GIVEN EXERCISE 1:
Answer these about the forum thread on showing focus in a photo:
(a) What is the highest number of images the focus mask plugin handles, according to its description?
(b) What color is the mask laid over each image?
(c) What technique does Johan Elzenga name that can put the focus point somewhere other than the spot really focused on?
GIVEN EXERCISE 2:
List every username that posts in the forum thread on showing focus in a photo, each one once.
GIVEN EXERCISE 3:
Reproduce the forum thread on showing focus in a photo from "# show me where" up to and including "one for example.".

SELECTED TEXT:
# show me where the focus in my shot is



## alaios (Dec 30, 2015)

Hi all,
I am looking for a plugin that would mark which parts of the image are in focus. I know that something similar exists for capture one for example.
Can someone shed some light here?
Regards
Alex


----------



## Kroontje (Dec 30, 2015)

Hello

This works fine 
http://www.lightroomfocuspointsplugin.com


----------



## Johan Elzenga (Dec 30, 2015)

Please note that this plugin shows you which focus point the camera used. That is not the same as showing you which part(s) of the image are in focus, especially if you used a technique called 'focus, then recompose'. I don't think there is a plugin that can show you which part(s) of the image are in focus, by the way.


----------



## Kroontje (Dec 30, 2015)

If the focus point is not sharp....you  can see what is after in LR
Must be close by. Or it is way off.


----------



## Johan Elzenga (Dec 31, 2015)

If you 'focus, then recompose', you do the following: you first aim your camera at the subject and focus, then you lock focus and move the camera so that the subject is no longer underneath that focus point. In Lightroom, you can highlight that focus point with the plugin, but it won't be over the place you really focused on.


----------



## johnbeardy (Dec 31, 2015)

It's a shame really, and I'd love Lightroom to offer something like CaptureOne's focus mask.

John


----------



## alaios (Dec 31, 2015)

Yes I am talking about capture ones focus mask.. nto showing the focus point I used in my camera....
I guess it should be somewhere implemented as plugin


----------



## Johan Elzenga (Dec 31, 2015)

alaios said:


> Yes I am talking about capture ones focus mask.. nto showing the focus point I used in my camera....
> I guess it should be somewhere implemented as plugin



Not that I know of.


----------



## tspear (Jan 1, 2016)

The math to determine the focus point must be impressive. Also, how does it deal with multiple focus points used by the camera and the camera then averages. The result is nothing is in perfect focus?

Tim


----------



## johnbeardy (Jan 1, 2016)

It ignores focus points and just analyses local sharpness in the image. It's not perfect, but one doesn't need perfect. A couple of green blobs over the eyes in one frame quickly tells you it's sharper than the following frames where the green blobs are on the background, for instance.


----------



## alaios (Jan 2, 2016)

I hope this post would get attention from adobe to implement such a useful feature
Alex


----------



## Jim Wilde (Jan 2, 2016)

Adobe very rarely visit here. If you want to make an official feature request, use the link at the top of the page.


----------



## alaios (Jan 3, 2016)

thanks. In case someone finds such a plugin please inform us here


----------



## RML (Jan 27, 2016)

Maybe this plug-in can fulfill the requests?

http://www.capturemonkey.com/focusmask
(Lightroom plugin for previewing in-focus areas)
Here a part of  description from author:
The plugin opens with either single image, or several, depending on your 
current selection. In single image mode, the photo is shown in larger 
size, and in multiple images, the view can be scrolled. Currently, the 
amount of images is restricted to 32.

On top of each image, you can see a pure red mask, which indicates the 
areas with most detail. Note that this does not necessarily mean that your 
image has acceptable sharpness, but it is generally a good indication of 
how sharp the image is.


----------

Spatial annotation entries
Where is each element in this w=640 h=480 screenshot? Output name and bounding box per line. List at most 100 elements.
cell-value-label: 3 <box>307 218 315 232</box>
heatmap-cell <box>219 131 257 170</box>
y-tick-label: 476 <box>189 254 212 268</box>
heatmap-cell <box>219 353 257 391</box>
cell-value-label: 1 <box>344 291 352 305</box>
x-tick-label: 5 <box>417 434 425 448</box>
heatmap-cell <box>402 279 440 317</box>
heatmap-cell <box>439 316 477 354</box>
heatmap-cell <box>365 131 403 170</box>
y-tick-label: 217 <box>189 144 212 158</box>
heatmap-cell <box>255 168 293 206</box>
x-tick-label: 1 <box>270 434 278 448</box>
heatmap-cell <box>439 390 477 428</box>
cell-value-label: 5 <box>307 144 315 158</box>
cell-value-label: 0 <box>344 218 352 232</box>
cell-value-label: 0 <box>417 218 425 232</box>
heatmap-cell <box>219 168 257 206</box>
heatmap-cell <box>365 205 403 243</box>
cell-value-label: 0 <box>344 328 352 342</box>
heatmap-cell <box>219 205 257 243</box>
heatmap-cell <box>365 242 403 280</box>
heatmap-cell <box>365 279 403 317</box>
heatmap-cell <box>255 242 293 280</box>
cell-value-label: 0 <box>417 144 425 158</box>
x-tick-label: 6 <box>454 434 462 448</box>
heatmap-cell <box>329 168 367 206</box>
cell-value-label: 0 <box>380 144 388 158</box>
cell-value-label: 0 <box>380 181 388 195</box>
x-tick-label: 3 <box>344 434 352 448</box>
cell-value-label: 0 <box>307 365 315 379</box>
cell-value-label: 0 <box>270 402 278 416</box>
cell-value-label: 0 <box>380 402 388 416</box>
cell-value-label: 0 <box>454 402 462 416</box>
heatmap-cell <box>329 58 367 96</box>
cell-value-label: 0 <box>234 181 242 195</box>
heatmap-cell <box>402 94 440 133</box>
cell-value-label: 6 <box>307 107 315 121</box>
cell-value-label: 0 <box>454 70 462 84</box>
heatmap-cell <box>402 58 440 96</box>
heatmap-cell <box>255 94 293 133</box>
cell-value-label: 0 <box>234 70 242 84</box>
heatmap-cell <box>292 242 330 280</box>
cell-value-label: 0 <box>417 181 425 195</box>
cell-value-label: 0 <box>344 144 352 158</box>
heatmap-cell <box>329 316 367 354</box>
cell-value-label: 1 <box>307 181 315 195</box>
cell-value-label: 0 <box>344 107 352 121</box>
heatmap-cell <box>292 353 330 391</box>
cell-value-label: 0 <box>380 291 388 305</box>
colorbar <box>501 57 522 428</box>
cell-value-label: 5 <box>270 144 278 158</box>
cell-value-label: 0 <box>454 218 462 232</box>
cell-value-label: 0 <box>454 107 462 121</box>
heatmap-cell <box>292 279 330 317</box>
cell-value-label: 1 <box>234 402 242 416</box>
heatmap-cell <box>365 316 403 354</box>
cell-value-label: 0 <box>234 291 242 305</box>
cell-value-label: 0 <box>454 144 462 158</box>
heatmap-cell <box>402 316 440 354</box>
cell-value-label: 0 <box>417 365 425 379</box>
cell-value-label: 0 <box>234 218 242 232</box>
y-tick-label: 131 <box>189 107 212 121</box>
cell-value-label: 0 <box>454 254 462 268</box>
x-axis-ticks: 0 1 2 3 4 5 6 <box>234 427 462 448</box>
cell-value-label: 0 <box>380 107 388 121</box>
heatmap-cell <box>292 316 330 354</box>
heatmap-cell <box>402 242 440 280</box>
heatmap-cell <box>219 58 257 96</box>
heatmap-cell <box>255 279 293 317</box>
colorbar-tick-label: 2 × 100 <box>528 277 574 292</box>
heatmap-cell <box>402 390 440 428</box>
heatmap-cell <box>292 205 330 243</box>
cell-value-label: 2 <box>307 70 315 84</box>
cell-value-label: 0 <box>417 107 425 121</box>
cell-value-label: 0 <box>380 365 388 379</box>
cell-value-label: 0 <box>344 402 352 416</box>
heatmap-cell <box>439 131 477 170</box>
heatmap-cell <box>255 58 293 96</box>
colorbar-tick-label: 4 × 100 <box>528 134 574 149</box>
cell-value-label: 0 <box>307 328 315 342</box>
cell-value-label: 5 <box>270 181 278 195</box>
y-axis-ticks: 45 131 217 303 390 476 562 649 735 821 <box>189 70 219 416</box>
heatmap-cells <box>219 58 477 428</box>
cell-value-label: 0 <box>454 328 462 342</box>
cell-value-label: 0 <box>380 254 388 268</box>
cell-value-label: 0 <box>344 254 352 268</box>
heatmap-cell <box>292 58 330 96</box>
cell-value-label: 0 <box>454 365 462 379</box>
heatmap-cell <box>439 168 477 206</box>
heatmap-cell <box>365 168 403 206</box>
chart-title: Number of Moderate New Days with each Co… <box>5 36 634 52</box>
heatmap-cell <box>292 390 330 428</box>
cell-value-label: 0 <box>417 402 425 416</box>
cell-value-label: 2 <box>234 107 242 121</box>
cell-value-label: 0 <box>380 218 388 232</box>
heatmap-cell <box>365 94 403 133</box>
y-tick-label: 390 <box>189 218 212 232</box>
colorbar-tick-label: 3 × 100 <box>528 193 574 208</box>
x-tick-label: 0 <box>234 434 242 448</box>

CORRECT OUTPUT 1:
(a) 32
(b) Pure red
(c) 'focus, then recompose'

CORRECT OUTPUT 2:
alaios
Kroontje
Johan Elzenga
johnbeardy
tspear
Jim Wilde
RML

CORRECT OUTPUT 3:
# show me where the focus in my shot is



## alaios (Dec 30, 2015)

Hi all,
I am looking for a plugin that would mark which parts of the image are in focus. I know that something similar exists for capture one for example.